Determine how many lines of this material contain "flat". Give only the number.

LISTED RECORDS →
◆ ◆ ◆ ◆

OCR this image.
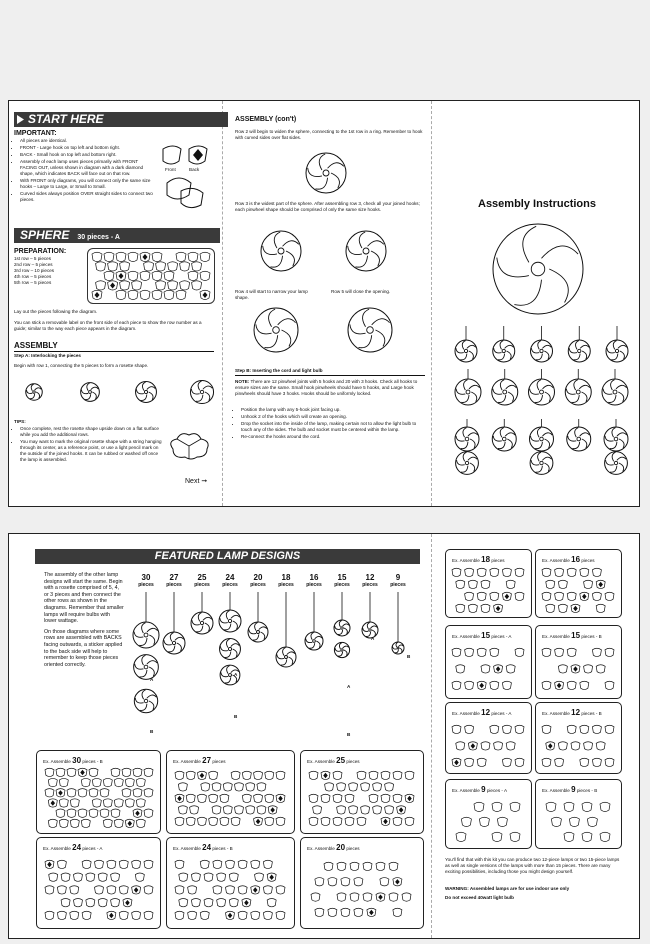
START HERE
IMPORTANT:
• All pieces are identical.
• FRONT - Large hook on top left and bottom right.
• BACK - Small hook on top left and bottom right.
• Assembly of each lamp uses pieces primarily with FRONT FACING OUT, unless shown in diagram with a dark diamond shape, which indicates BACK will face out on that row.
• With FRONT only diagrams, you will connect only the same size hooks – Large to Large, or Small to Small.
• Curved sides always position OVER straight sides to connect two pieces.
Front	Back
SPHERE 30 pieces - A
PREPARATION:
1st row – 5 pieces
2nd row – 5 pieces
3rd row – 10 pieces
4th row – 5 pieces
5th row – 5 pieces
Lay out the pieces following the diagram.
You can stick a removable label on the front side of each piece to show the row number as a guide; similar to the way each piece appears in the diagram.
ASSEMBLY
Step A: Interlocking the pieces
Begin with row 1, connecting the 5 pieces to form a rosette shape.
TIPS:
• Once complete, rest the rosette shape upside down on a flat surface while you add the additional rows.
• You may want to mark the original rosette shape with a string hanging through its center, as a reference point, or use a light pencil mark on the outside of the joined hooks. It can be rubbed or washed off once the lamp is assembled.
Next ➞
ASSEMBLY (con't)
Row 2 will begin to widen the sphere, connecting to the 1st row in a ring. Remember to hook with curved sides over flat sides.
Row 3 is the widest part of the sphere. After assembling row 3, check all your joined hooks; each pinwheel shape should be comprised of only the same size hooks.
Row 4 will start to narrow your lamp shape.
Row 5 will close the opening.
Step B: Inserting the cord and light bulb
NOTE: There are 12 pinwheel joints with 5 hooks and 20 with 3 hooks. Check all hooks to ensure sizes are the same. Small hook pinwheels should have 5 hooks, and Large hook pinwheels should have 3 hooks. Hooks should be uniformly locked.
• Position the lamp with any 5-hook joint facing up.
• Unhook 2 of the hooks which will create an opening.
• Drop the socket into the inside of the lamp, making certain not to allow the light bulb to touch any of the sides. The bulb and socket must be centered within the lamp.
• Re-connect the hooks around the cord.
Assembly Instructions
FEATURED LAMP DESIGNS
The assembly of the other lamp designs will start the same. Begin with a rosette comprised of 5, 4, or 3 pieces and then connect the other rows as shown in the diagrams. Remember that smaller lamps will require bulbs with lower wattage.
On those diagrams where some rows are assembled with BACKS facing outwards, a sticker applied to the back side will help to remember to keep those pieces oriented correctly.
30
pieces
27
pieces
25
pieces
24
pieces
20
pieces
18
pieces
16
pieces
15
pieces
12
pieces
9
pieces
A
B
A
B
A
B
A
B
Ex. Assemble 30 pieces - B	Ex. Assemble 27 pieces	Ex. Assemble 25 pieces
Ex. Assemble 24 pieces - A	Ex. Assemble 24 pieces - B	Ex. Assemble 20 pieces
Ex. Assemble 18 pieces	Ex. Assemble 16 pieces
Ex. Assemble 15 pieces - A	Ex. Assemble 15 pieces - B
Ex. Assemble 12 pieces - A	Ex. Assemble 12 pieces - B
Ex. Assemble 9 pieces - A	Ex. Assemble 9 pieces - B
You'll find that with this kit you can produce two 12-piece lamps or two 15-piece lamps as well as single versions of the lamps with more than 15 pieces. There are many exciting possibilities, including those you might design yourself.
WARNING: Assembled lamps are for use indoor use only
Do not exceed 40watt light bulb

◆ ◆ ◆ ◆

COMPLETED TASK → 2